*Available data:*
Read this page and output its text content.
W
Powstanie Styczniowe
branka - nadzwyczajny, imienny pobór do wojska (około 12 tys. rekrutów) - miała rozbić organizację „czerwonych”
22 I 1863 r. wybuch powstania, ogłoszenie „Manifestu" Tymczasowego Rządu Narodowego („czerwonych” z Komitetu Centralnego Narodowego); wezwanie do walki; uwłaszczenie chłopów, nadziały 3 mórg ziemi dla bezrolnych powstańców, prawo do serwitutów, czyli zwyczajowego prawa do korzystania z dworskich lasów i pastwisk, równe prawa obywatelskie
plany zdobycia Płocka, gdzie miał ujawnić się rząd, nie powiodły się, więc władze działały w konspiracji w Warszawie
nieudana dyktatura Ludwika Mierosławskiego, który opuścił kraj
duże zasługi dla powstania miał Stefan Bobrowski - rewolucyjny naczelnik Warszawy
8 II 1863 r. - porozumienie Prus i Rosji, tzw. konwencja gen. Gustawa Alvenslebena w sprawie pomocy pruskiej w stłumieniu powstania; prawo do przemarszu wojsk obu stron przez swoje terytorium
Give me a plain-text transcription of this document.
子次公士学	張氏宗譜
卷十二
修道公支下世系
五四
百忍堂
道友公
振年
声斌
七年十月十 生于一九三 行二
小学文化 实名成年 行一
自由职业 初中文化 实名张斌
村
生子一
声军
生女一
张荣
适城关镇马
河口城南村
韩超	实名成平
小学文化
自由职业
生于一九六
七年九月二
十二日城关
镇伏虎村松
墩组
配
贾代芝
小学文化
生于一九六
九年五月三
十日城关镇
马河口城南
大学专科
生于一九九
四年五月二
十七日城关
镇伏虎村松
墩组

*Your instructions:* Write out exactly the lines from the line holding "Give me a plain-text" through the last line of the data, and nothing besides those lines.

*Exercise result:*
Give me a plain-text transcription of this document.
子次公士学	張氏宗譜
卷十二
修道公支下世系
五四
百忍堂
道友公
振年
声斌
七年十月十 生于一九三 行二
小学文化 实名成年 行一
自由职业 初中文化 实名张斌
村
生子一
声军
生女一
张荣
适城关镇马
河口城南村
韩超	实名成平
小学文化
自由职业
生于一九六
七年九月二
十二日城关
镇伏虎村松
墩组
配
贾代芝
小学文化
生于一九六
九年五月三
十日城关镇
马河口城南
大学专科
生于一九九
四年五月二
十七日城关
镇伏虎村松
墩组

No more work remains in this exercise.